[REQUIRED TASK]:
Copy out all the records, word for word.

[TASK INPUTS]:
━━━

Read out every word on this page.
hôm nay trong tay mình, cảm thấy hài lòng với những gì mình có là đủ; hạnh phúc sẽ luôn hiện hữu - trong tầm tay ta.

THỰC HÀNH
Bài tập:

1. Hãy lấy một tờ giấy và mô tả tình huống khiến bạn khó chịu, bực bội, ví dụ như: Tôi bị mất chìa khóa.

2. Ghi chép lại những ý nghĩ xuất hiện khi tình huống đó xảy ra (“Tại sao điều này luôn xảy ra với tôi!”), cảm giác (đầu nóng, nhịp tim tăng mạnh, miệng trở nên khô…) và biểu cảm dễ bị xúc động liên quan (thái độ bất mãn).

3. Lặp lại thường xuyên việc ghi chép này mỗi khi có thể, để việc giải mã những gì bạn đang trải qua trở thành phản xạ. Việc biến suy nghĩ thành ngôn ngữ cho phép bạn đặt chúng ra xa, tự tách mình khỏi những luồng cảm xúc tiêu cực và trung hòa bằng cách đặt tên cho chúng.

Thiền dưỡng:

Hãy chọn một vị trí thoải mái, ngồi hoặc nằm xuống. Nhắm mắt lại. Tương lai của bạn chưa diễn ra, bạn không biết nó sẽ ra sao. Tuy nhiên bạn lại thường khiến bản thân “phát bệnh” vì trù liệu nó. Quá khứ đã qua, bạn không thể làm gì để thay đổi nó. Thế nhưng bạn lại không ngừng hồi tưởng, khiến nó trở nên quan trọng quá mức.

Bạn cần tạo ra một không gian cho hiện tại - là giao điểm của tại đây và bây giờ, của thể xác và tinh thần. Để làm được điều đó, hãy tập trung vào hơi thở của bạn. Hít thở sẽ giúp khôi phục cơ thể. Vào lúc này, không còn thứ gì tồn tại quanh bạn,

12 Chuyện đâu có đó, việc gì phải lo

━━━

[RESPONSE]:
Read out every word on this page.
hôm nay trong tay mình, cảm thấy hài lòng với những gì mình có là đủ; hạnh phúc sẽ luôn hiện hữu - trong tầm tay ta.

THỰC HÀNH
Bài tập:

1. Hãy lấy một tờ giấy và mô tả tình huống khiến bạn khó chịu, bực bội, ví dụ như: Tôi bị mất chìa khóa.

2. Ghi chép lại những ý nghĩ xuất hiện khi tình huống đó xảy ra (“Tại sao điều này luôn xảy ra với tôi!”), cảm giác (đầu nóng, nhịp tim tăng mạnh, miệng trở nên khô…) và biểu cảm dễ bị xúc động liên quan (thái độ bất mãn).

3. Lặp lại thường xuyên việc ghi chép này mỗi khi có thể, để việc giải mã những gì bạn đang trải qua trở thành phản xạ. Việc biến suy nghĩ thành ngôn ngữ cho phép bạn đặt chúng ra xa, tự tách mình khỏi những luồng cảm xúc tiêu cực và trung hòa bằng cách đặt tên cho chúng.

Thiền dưỡng:

Hãy chọn một vị trí thoải mái, ngồi hoặc nằm xuống. Nhắm mắt lại. Tương lai của bạn chưa diễn ra, bạn không biết nó sẽ ra sao. Tuy nhiên bạn lại thường khiến bản thân “phát bệnh” vì trù liệu nó. Quá khứ đã qua, bạn không thể làm gì để thay đổi nó. Thế nhưng bạn lại không ngừng hồi tưởng, khiến nó trở nên quan trọng quá mức.

Bạn cần tạo ra một không gian cho hiện tại - là giao điểm của tại đây và bây giờ, của thể xác và tinh thần. Để làm được điều đó, hãy tập trung vào hơi thở của bạn. Hít thở sẽ giúp khôi phục cơ thể. Vào lúc này, không còn thứ gì tồn tại quanh bạn,

12 Chuyện đâu có đó, việc gì phải lo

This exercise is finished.